Written task:
State how many lines in the listing below include the word "นกแก". Give nothing but the number.

Figure record listings
'''
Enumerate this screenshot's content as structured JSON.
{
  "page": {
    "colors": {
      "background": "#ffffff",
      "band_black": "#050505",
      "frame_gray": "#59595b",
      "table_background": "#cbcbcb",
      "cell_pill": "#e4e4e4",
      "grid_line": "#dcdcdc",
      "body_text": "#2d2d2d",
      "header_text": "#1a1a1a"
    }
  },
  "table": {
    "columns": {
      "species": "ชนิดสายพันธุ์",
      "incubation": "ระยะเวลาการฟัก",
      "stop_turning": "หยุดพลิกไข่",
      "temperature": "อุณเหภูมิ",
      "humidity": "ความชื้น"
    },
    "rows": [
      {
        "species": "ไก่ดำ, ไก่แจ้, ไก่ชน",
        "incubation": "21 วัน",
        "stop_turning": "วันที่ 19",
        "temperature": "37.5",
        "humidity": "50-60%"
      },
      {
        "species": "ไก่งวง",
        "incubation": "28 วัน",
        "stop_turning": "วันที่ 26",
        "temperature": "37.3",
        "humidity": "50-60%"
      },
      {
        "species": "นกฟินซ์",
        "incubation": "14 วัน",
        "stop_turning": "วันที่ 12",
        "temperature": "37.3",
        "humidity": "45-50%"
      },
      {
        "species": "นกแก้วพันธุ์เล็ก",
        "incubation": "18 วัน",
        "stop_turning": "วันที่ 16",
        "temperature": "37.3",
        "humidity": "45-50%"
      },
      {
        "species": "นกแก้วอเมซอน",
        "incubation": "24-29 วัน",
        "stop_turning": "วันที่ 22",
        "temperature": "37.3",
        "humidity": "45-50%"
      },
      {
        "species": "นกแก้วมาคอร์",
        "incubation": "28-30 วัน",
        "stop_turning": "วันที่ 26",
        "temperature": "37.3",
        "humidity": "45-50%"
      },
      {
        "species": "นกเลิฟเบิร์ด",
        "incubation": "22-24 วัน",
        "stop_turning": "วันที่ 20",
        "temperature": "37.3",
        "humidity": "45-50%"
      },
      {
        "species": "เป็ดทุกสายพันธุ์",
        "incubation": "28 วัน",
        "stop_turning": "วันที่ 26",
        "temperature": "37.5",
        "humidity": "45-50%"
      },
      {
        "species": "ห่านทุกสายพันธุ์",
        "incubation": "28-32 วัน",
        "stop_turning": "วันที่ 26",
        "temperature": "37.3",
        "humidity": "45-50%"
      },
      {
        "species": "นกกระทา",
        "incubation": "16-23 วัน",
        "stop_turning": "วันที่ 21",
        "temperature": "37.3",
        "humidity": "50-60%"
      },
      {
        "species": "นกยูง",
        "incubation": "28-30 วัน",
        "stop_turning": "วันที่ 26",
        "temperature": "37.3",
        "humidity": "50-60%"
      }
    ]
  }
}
'''
The result:
3